Data records:
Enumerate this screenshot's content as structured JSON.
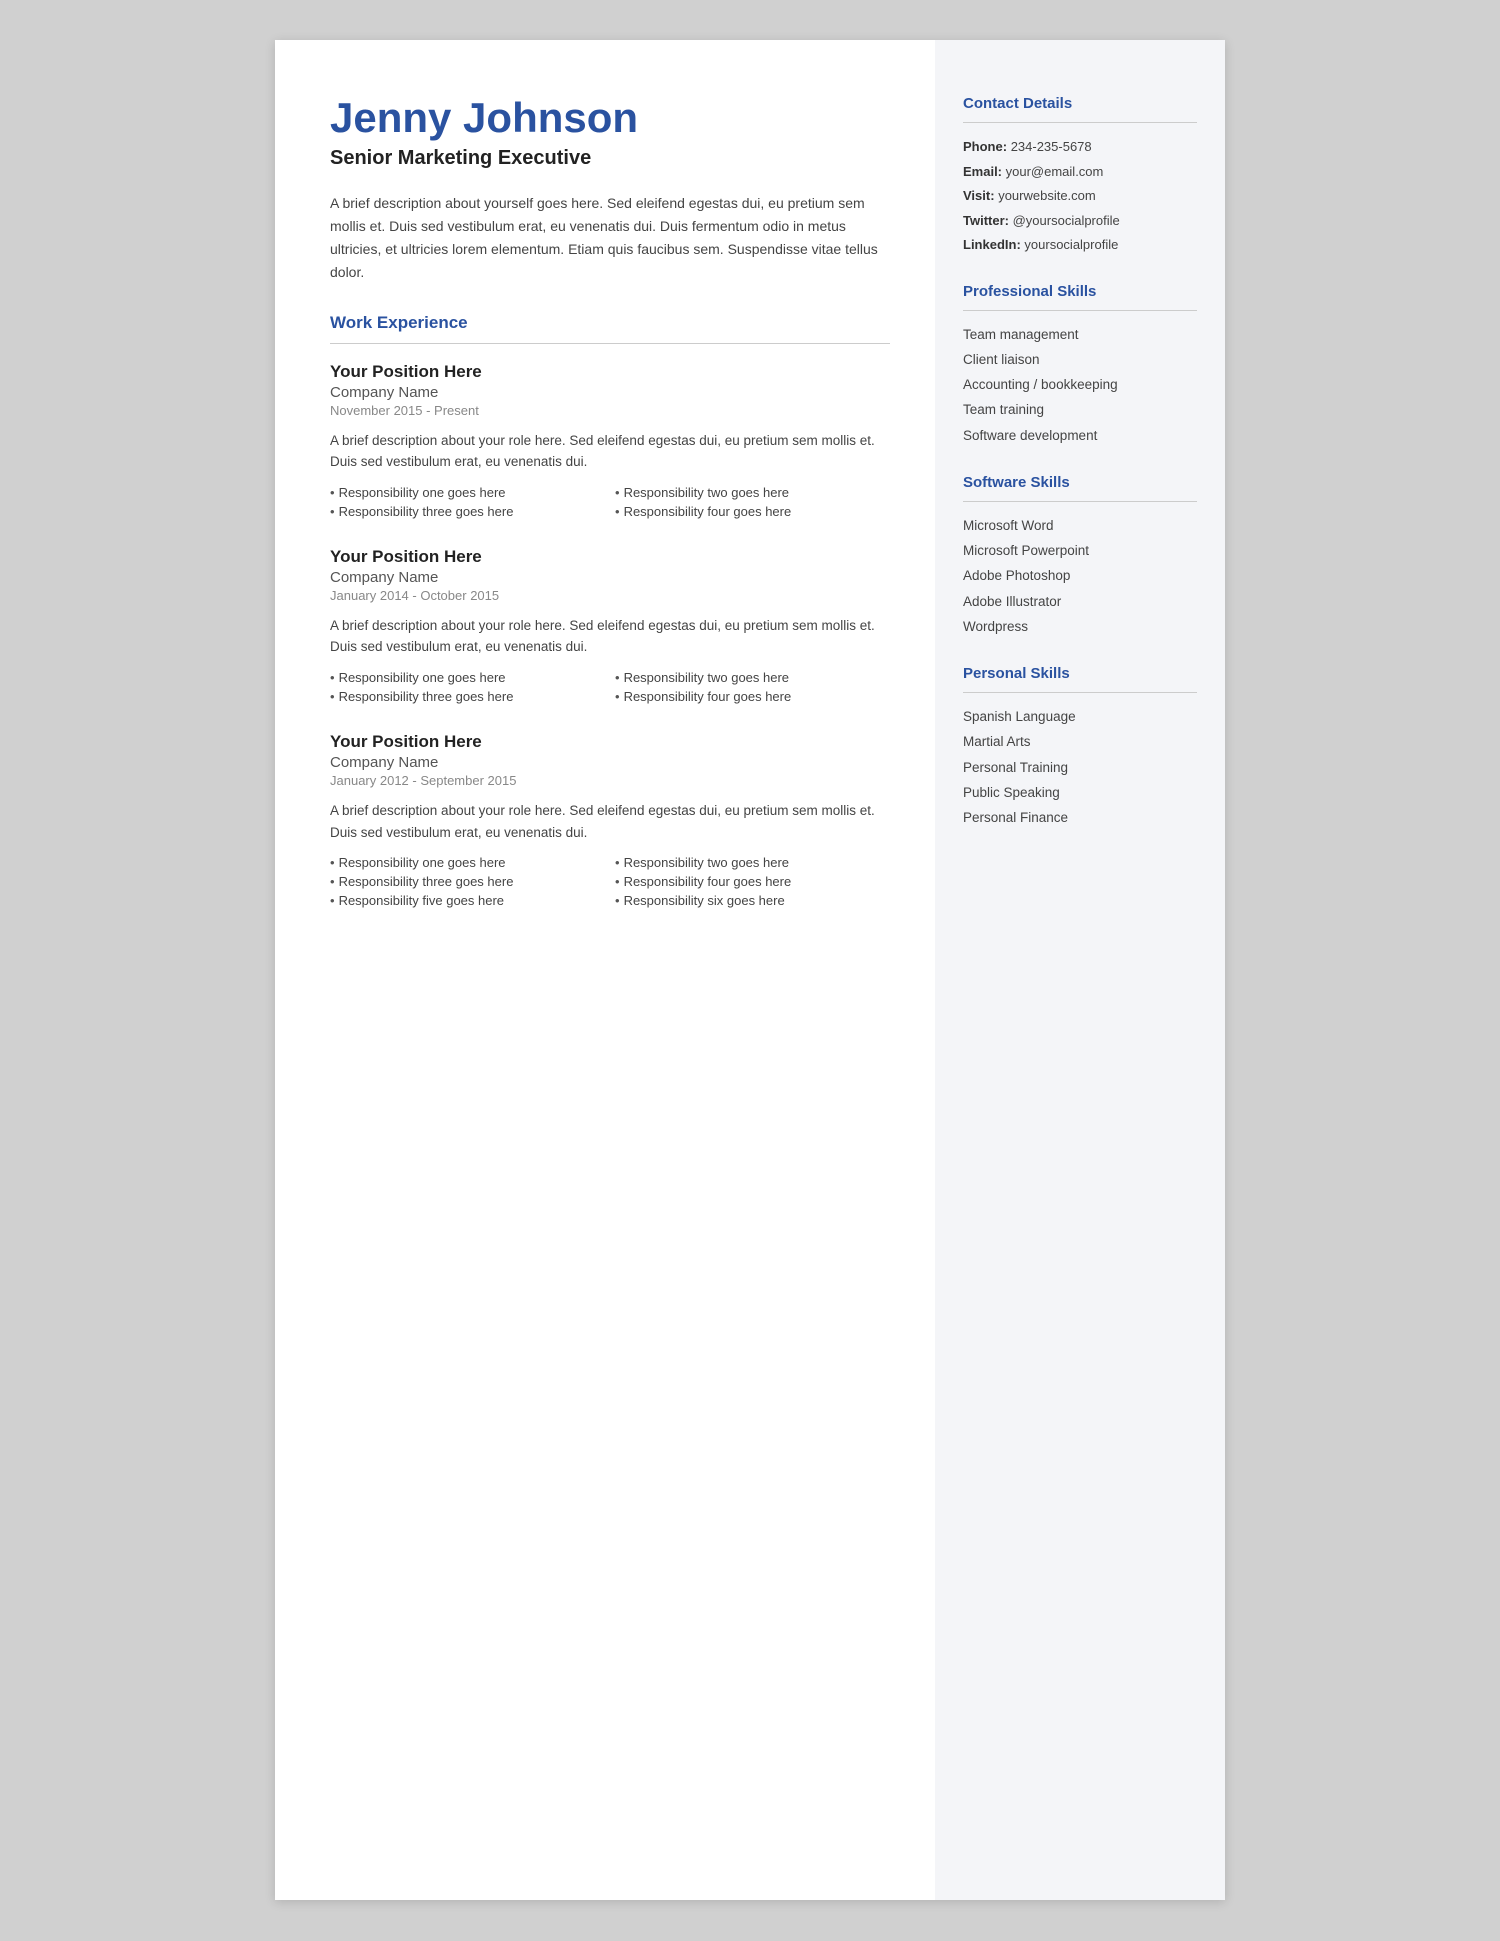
{
  "header": {
    "name": "Jenny Johnson",
    "job_title": "Senior Marketing Executive",
    "bio": "A brief description about yourself goes here. Sed eleifend egestas dui, eu pretium sem mollis et. Duis sed vestibulum erat, eu venenatis dui. Duis fermentum odio in metus ultricies, et ultricies lorem elementum. Etiam quis faucibus sem. Suspendisse vitae tellus dolor."
  },
  "sections": {
    "work_experience_label": "Work Experience"
  },
  "jobs": [
    {
      "position": "Your Position Here",
      "company": "Company Name",
      "dates": "November 2015 - Present",
      "description": "A brief description about your role here. Sed eleifend egestas dui, eu pretium sem mollis et. Duis sed vestibulum erat, eu venenatis dui.",
      "responsibilities": [
        "Responsibility one goes here",
        "Responsibility two goes here",
        "Responsibility three goes here",
        "Responsibility four goes here"
      ]
    },
    {
      "position": "Your Position Here",
      "company": "Company Name",
      "dates": "January 2014 - October 2015",
      "description": "A brief description about your role here. Sed eleifend egestas dui, eu pretium sem mollis et. Duis sed vestibulum erat, eu venenatis dui.",
      "responsibilities": [
        "Responsibility one goes here",
        "Responsibility two goes here",
        "Responsibility three goes here",
        "Responsibility four goes here"
      ]
    },
    {
      "position": "Your Position Here",
      "company": "Company Name",
      "dates": "January 2012 - September 2015",
      "description": "A brief description about your role here. Sed eleifend egestas dui, eu pretium sem mollis et. Duis sed vestibulum erat, eu venenatis dui.",
      "responsibilities": [
        "Responsibility one goes here",
        "Responsibility two goes here",
        "Responsibility three goes here",
        "Responsibility four goes here",
        "Responsibility five goes here",
        "Responsibility six goes here"
      ]
    }
  ],
  "sidebar": {
    "contact_details_label": "Contact Details",
    "contact": {
      "phone_label": "Phone:",
      "phone": "234-235-5678",
      "email_label": "Email:",
      "email": "your@email.com",
      "visit_label": "Visit:",
      "visit": "yourwebsite.com",
      "twitter_label": "Twitter:",
      "twitter": "@yoursocialprofile",
      "linkedin_label": "LinkedIn:",
      "linkedin": "yoursocialprofile"
    },
    "professional_skills_label": "Professional Skills",
    "professional_skills": [
      "Team management",
      "Client liaison",
      "Accounting / bookkeeping",
      "Team training",
      "Software development"
    ],
    "software_skills_label": "Software Skills",
    "software_skills": [
      "Microsoft Word",
      "Microsoft Powerpoint",
      "Adobe Photoshop",
      "Adobe Illustrator",
      "Wordpress"
    ],
    "personal_skills_label": "Personal Skills",
    "personal_skills": [
      "Spanish Language",
      "Martial Arts",
      "Personal Training",
      "Public Speaking",
      "Personal Finance"
    ]
  }
}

▸ **WORK TO BE COMPLETED**: Quote the records in their entirety, keeping the wording exact and excluding pictures.

▸ **ANSWER BELOW**:
Enumerate this screenshot's content as structured JSON.
{
  "header": {
    "name": "Jenny Johnson",
    "job_title": "Senior Marketing Executive",
    "bio": "A brief description about yourself goes here. Sed eleifend egestas dui, eu pretium sem mollis et. Duis sed vestibulum erat, eu venenatis dui. Duis fermentum odio in metus ultricies, et ultricies lorem elementum. Etiam quis faucibus sem. Suspendisse vitae tellus dolor."
  },
  "sections": {
    "work_experience_label": "Work Experience"
  },
  "jobs": [
    {
      "position": "Your Position Here",
      "company": "Company Name",
      "dates": "November 2015 - Present",
      "description": "A brief description about your role here. Sed eleifend egestas dui, eu pretium sem mollis et. Duis sed vestibulum erat, eu venenatis dui.",
      "responsibilities": [
        "Responsibility one goes here",
        "Responsibility two goes here",
        "Responsibility three goes here",
        "Responsibility four goes here"
      ]
    },
    {
      "position": "Your Position Here",
      "company": "Company Name",
      "dates": "January 2014 - October 2015",
      "description": "A brief description about your role here. Sed eleifend egestas dui, eu pretium sem mollis et. Duis sed vestibulum erat, eu venenatis dui.",
      "responsibilities": [
        "Responsibility one goes here",
        "Responsibility two goes here",
        "Responsibility three goes here",
        "Responsibility four goes here"
      ]
    },
    {
      "position": "Your Position Here",
      "company": "Company Name",
      "dates": "January 2012 - September 2015",
      "description": "A brief description about your role here. Sed eleifend egestas dui, eu pretium sem mollis et. Duis sed vestibulum erat, eu venenatis dui.",
      "responsibilities": [
        "Responsibility one goes here",
        "Responsibility two goes here",
        "Responsibility three goes here",
        "Responsibility four goes here",
        "Responsibility five goes here",
        "Responsibility six goes here"
      ]
    }
  ],
  "sidebar": {
    "contact_details_label": "Contact Details",
    "contact": {
      "phone_label": "Phone:",
      "phone": "234-235-5678",
      "email_label": "Email:",
      "email": "your@email.com",
      "visit_label": "Visit:",
      "visit": "yourwebsite.com",
      "twitter_label": "Twitter:",
      "twitter": "@yoursocialprofile",
      "linkedin_label": "LinkedIn:",
      "linkedin": "yoursocialprofile"
    },
    "professional_skills_label": "Professional Skills",
    "professional_skills": [
      "Team management",
      "Client liaison",
      "Accounting / bookkeeping",
      "Team training",
      "Software development"
    ],
    "software_skills_label": "Software Skills",
    "software_skills": [
      "Microsoft Word",
      "Microsoft Powerpoint",
      "Adobe Photoshop",
      "Adobe Illustrator",
      "Wordpress"
    ],
    "personal_skills_label": "Personal Skills",
    "personal_skills": [
      "Spanish Language",
      "Martial Arts",
      "Personal Training",
      "Public Speaking",
      "Personal Finance"
    ]
  }
}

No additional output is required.